# What is asked
Pick out every line with the word "contextual" and copy it.

# Dataset items
+++

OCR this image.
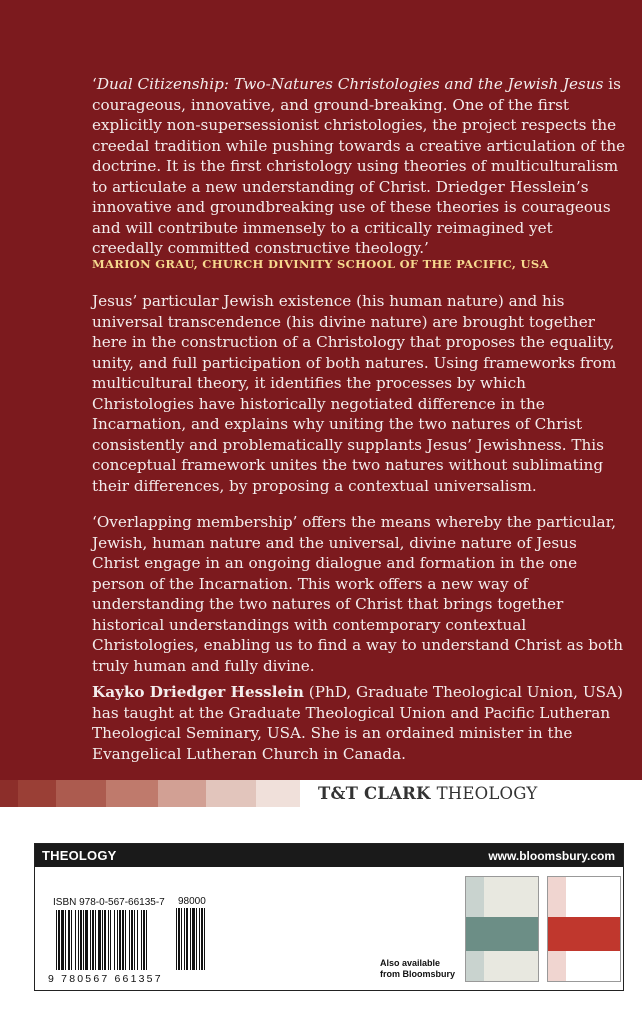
‘Dual Citizenship: Two-Natures Christologies and the Jewish Jesus is courageous, innovative, and ground-breaking. One of the first explicitly non-supersessionist christologies, the project respects the creedal tradition while pushing towards a creative articulation of the doctrine. It is the first christology using theories of multiculturalism to articulate a new understanding of Christ. Driedger Hesslein’s innovative and groundbreaking use of these theories is courageous and will contribute immensely to a critically reimagined yet creedally committed constructive theology.’
MARION GRAU, CHURCH DIVINITY SCHOOL OF THE PACIFIC, USA
Jesus’ particular Jewish existence (his human nature) and his universal transcendence (his divine nature) are brought together here in the construction of a Christology that proposes the equality, unity, and full participation of both natures. Using frameworks from multicultural theory, it identifies the processes by which Christologies have historically negotiated difference in the Incarnation, and explains why uniting the two natures of Christ consistently and problematically supplants Jesus’ Jewishness. This conceptual framework unites the two natures without sublimating their differences, by proposing a contextual universalism.
‘Overlapping membership’ offers the means whereby the particular, Jewish, human nature and the universal, divine nature of Jesus Christ engage in an ongoing dialogue and formation in the one person of the Incarnation. This work offers a new way of understanding the two natures of Christ that brings together historical understandings with contemporary contextual Christologies, enabling us to find a way to understand Christ as both truly human and fully divine.
Kayko Driedger Hesslein (PhD, Graduate Theological Union, USA) has taught at the Graduate Theological Union and Pacific Lutheran Theological Seminary, USA. She is an ordained minister in the Evangelical Lutheran Church in Canada.
T&T CLARK THEOLOGY
THEOLOGY	www.bloomsbury.com
98000
9 780567 661357
ISBN 978-0-567-66135-7
Also available
from Bloomsbury
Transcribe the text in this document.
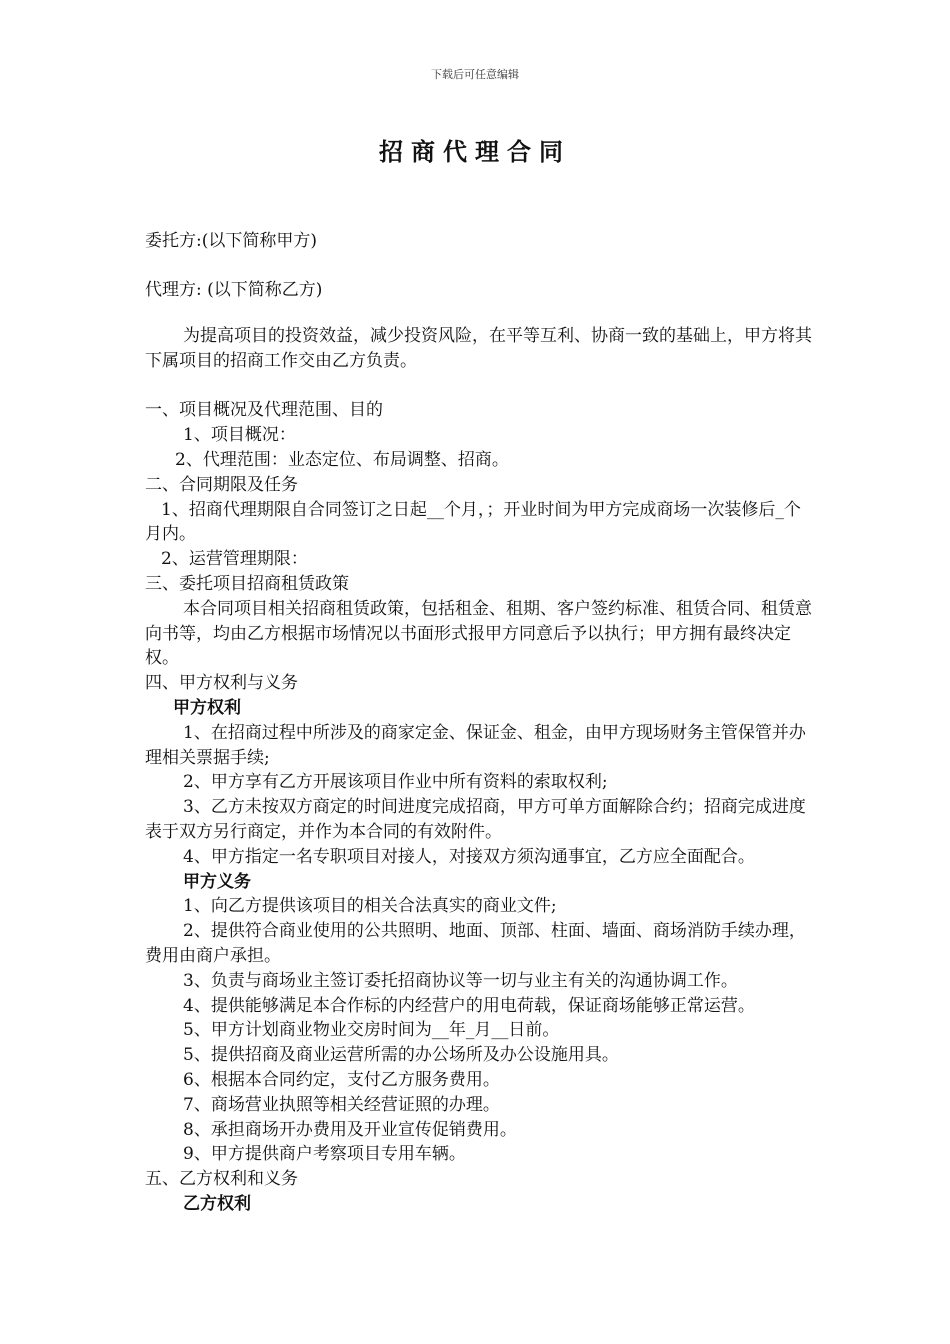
下载后可任意编辑
招商代理合同
委托方:(以下简称甲方)
代理方: (以下简称乙方)

为提高项目的投资效益，减少投资风险，在平等互利、协商一致的基础上，甲方将其下属项目的招商工作交由乙方负责。

一、项目概况及代理范围、目的

1、项目概况：

2、代理范围：业态定位、布局调整、招商。

二、合同期限及任务

1、招商代理期限自合同签订之日起__个月，；开业时间为甲方完成商场一次装修后_个月内。

2、运营管理期限：

三、委托项目招商租赁政策

本合同项目相关招商租赁政策，包括租金、租期、客户签约标准、租赁合同、租赁意向书等，均由乙方根据市场情况以书面形式报甲方同意后予以执行；甲方拥有最终决定权。

四、甲方权利与义务

甲方权利

1、在招商过程中所涉及的商家定金、保证金、租金，由甲方现场财务主管保管并办理相关票据手续;

2、甲方享有乙方开展该项目作业中所有资料的索取权利;

3、乙方未按双方商定的时间进度完成招商，甲方可单方面解除合约；招商完成进度表于双方另行商定，并作为本合同的有效附件。

4、甲方指定一名专职项目对接人，对接双方须沟通事宜，乙方应全面配合。

甲方义务

1、向乙方提供该项目的相关合法真实的商业文件;

2、提供符合商业使用的公共照明、地面、顶部、柱面、墙面、商场消防手续办理，费用由商户承担。

3、负责与商场业主签订委托招商协议等一切与业主有关的沟通协调工作。

4、提供能够满足本合作标的内经营户的用电荷载，保证商场能够正常运营。

5、甲方计划商业物业交房时间为__年_月__日前。

5、提供招商及商业运营所需的办公场所及办公设施用具。

6、根据本合同约定，支付乙方服务费用。

7、商场营业执照等相关经营证照的办理。

8、承担商场开办费用及开业宣传促销费用。

9、甲方提供商户考察项目专用车辆。

五、乙方权利和义务

乙方权利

+++

# Full output
Jesus’ particular Jewish existence (his human nature) and his universal transcendence (his divine nature) are brought together here in the construction of a Christology that proposes the equality, unity, and full participation of both natures. Using frameworks from multicultural theory, it identifies the processes by which Christologies have historically negotiated difference in the Incarnation, and explains why uniting the two natures of Christ consistently and problematically supplants Jesus’ Jewishness. This conceptual framework unites the two natures without sublimating their differences, by proposing a contextual universalism.
‘Overlapping membership’ offers the means whereby the particular, Jewish, human nature and the universal, divine nature of Jesus Christ engage in an ongoing dialogue and formation in the one person of the Incarnation. This work offers a new way of understanding the two natures of Christ that brings together historical understandings with contemporary contextual Christologies, enabling us to find a way to understand Christ as both truly human and fully divine.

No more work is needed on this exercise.